Exercise input ::
## start

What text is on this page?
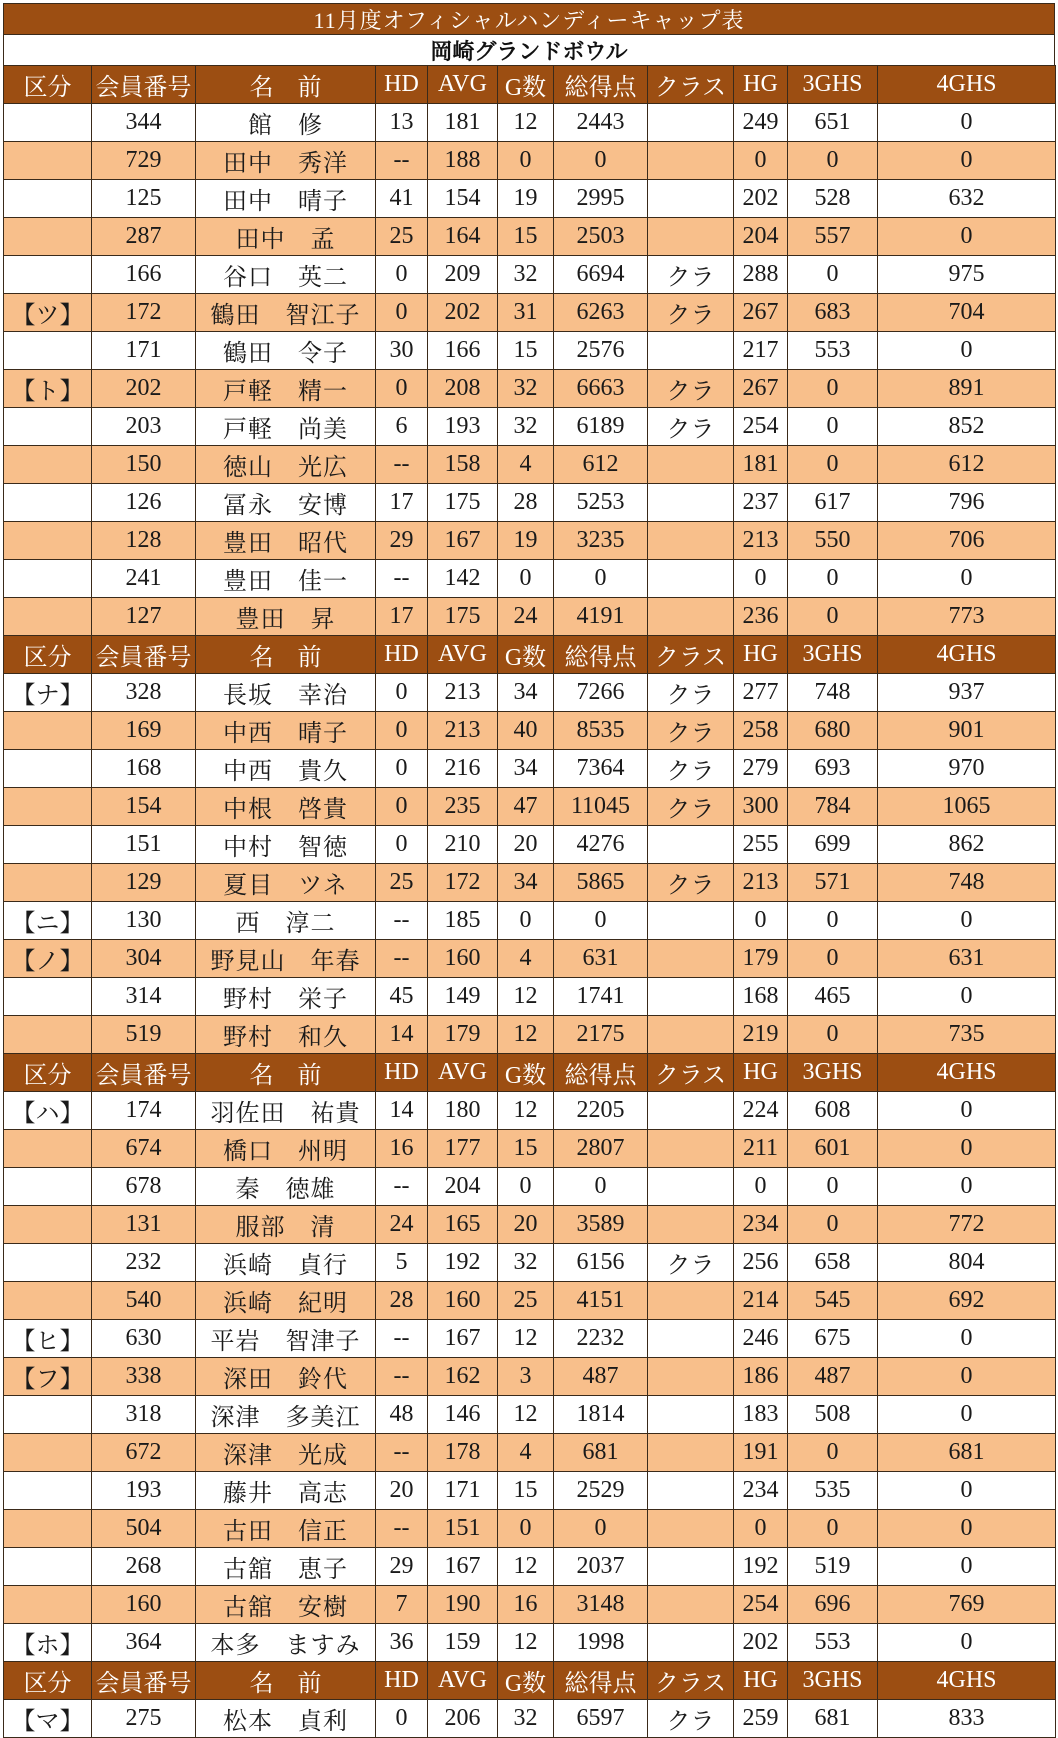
11月度オフィシャルハンディーキャップ表
岡崎グランドボウル
区分	会員番号	名　前	HD	AVG	G数	総得点	クラス	HG	3GHS	4GHS
	344	館　修	13	181	12	2443		249	651	0
	729	田中　秀洋	--	188	0	0		0	0	0
	125	田中　晴子	41	154	19	2995		202	528	632
	287	田中　孟	25	164	15	2503		204	557	0
	166	谷口　英二	0	209	32	6694	クラ	288	0	975
【ツ】	172	鶴田　智江子	0	202	31	6263	クラ	267	683	704
	171	鶴田　令子	30	166	15	2576		217	553	0
【ト】	202	戸軽　精一	0	208	32	6663	クラ	267	0	891
	203	戸軽　尚美	6	193	32	6189	クラ	254	0	852
	150	徳山　光広	--	158	4	612		181	0	612
	126	冨永　安博	17	175	28	5253		237	617	796
	128	豊田　昭代	29	167	19	3235		213	550	706
	241	豊田　佳一	--	142	0	0		0	0	0
	127	豊田　昇	17	175	24	4191		236	0	773
区分	会員番号	名　前	HD	AVG	G数	総得点	クラス	HG	3GHS	4GHS
【ナ】	328	長坂　幸治	0	213	34	7266	クラ	277	748	937
	169	中西　晴子	0	213	40	8535	クラ	258	680	901
	168	中西　貴久	0	216	34	7364	クラ	279	693	970
	154	中根　啓貴	0	235	47	11045	クラ	300	784	1065
	151	中村　智徳	0	210	20	4276		255	699	862
	129	夏目　ツネ	25	172	34	5865	クラ	213	571	748
【ニ】	130	西　淳二	--	185	0	0		0	0	0
【ノ】	304	野見山　年春	--	160	4	631		179	0	631
	314	野村　栄子	45	149	12	1741		168	465	0
	519	野村　和久	14	179	12	2175		219	0	735
区分	会員番号	名　前	HD	AVG	G数	総得点	クラス	HG	3GHS	4GHS
【ハ】	174	羽佐田　祐貴	14	180	12	2205		224	608	0
	674	橋口　州明	16	177	15	2807		211	601	0
	678	秦　徳雄	--	204	0	0		0	0	0
	131	服部　清	24	165	20	3589		234	0	772
	232	浜崎　貞行	5	192	32	6156	クラ	256	658	804
	540	浜崎　紀明	28	160	25	4151		214	545	692
【ヒ】	630	平岩　智津子	--	167	12	2232		246	675	0
【フ】	338	深田　鈴代	--	162	3	487		186	487	0
	318	深津　多美江	48	146	12	1814		183	508	0
	672	深津　光成	--	178	4	681		191	0	681
	193	藤井　高志	20	171	15	2529		234	535	0
	504	古田　信正	--	151	0	0		0	0	0
	268	古舘　恵子	29	167	12	2037		192	519	0
	160	古舘　安樹	7	190	16	3148		254	696	769
【ホ】	364	本多　ますみ	36	159	12	1998		202	553	0
区分	会員番号	名　前	HD	AVG	G数	総得点	クラス	HG	3GHS	4GHS
【マ】	275	松本　貞利	0	206	32	6597	クラ	259	681	833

## end

Direction :: Every line is to be duplicated exactly, though pictures stay out.

Correct answer ::
What text is on this page?
11月度オフィシャルハンディーキャップ表
岡崎グランドボウル
区分	会員番号	名　前	HD	AVG	G数	総得点	クラス	HG	3GHS	4GHS
	344	館　修	13	181	12	2443		249	651	0
	729	田中　秀洋	--	188	0	0		0	0	0
	125	田中　晴子	41	154	19	2995		202	528	632
	287	田中　孟	25	164	15	2503		204	557	0
	166	谷口　英二	0	209	32	6694	クラ	288	0	975
【ツ】	172	鶴田　智江子	0	202	31	6263	クラ	267	683	704
	171	鶴田　令子	30	166	15	2576		217	553	0
【ト】	202	戸軽　精一	0	208	32	6663	クラ	267	0	891
	203	戸軽　尚美	6	193	32	6189	クラ	254	0	852
	150	徳山　光広	--	158	4	612		181	0	612
	126	冨永　安博	17	175	28	5253		237	617	796
	128	豊田　昭代	29	167	19	3235		213	550	706
	241	豊田　佳一	--	142	0	0		0	0	0
	127	豊田　昇	17	175	24	4191		236	0	773
区分	会員番号	名　前	HD	AVG	G数	総得点	クラス	HG	3GHS	4GHS
【ナ】	328	長坂　幸治	0	213	34	7266	クラ	277	748	937
	169	中西　晴子	0	213	40	8535	クラ	258	680	901
	168	中西　貴久	0	216	34	7364	クラ	279	693	970
	154	中根　啓貴	0	235	47	11045	クラ	300	784	1065
	151	中村　智徳	0	210	20	4276		255	699	862
	129	夏目　ツネ	25	172	34	5865	クラ	213	571	748
【ニ】	130	西　淳二	--	185	0	0		0	0	0
【ノ】	304	野見山　年春	--	160	4	631		179	0	631
	314	野村　栄子	45	149	12	1741		168	465	0
	519	野村　和久	14	179	12	2175		219	0	735
区分	会員番号	名　前	HD	AVG	G数	総得点	クラス	HG	3GHS	4GHS
【ハ】	174	羽佐田　祐貴	14	180	12	2205		224	608	0
	674	橋口　州明	16	177	15	2807		211	601	0
	678	秦　徳雄	--	204	0	0		0	0	0
	131	服部　清	24	165	20	3589		234	0	772
	232	浜崎　貞行	5	192	32	6156	クラ	256	658	804
	540	浜崎　紀明	28	160	25	4151		214	545	692
【ヒ】	630	平岩　智津子	--	167	12	2232		246	675	0
【フ】	338	深田　鈴代	--	162	3	487		186	487	0
	318	深津　多美江	48	146	12	1814		183	508	0
	672	深津　光成	--	178	4	681		191	0	681
	193	藤井　高志	20	171	15	2529		234	535	0
	504	古田　信正	--	151	0	0		0	0	0
	268	古舘　恵子	29	167	12	2037		192	519	0
	160	古舘　安樹	7	190	16	3148		254	696	769
【ホ】	364	本多　ますみ	36	159	12	1998		202	553	0
区分	会員番号	名　前	HD	AVG	G数	総得点	クラス	HG	3GHS	4GHS
【マ】	275	松本　貞利	0	206	32	6597	クラ	259	681	833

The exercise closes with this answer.